- **What to do**
Collect all lines from the records below that include the word "this".

Data excerpts
____________________

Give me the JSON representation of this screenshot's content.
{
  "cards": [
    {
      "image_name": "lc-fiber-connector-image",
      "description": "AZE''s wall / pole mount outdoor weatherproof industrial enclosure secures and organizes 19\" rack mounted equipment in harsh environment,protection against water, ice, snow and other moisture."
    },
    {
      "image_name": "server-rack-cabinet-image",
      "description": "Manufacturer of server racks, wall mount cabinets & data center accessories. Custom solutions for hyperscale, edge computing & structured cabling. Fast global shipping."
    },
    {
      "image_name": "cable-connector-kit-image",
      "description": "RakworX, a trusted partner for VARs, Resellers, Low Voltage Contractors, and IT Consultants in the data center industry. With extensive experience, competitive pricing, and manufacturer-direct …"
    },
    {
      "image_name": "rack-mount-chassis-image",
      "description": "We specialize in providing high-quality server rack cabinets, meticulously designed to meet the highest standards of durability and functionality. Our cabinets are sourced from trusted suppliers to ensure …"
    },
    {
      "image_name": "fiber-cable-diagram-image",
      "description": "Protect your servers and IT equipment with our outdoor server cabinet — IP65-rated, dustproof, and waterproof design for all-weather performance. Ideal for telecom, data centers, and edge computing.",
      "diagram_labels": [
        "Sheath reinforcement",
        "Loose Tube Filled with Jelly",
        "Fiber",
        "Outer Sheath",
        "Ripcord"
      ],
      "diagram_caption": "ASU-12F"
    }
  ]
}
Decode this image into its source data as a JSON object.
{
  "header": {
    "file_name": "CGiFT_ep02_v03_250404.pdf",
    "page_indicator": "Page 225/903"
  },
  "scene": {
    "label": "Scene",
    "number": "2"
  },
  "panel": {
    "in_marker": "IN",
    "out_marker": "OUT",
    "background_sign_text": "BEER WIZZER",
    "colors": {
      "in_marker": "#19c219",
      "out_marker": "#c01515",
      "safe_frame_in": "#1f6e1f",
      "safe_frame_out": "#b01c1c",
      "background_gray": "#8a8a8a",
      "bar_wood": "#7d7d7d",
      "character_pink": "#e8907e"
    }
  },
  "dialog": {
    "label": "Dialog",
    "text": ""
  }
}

____________________

- **Worked answer**
Give me the JSON representation of this screenshot's content.
Decode this image into its source data as a JSON object.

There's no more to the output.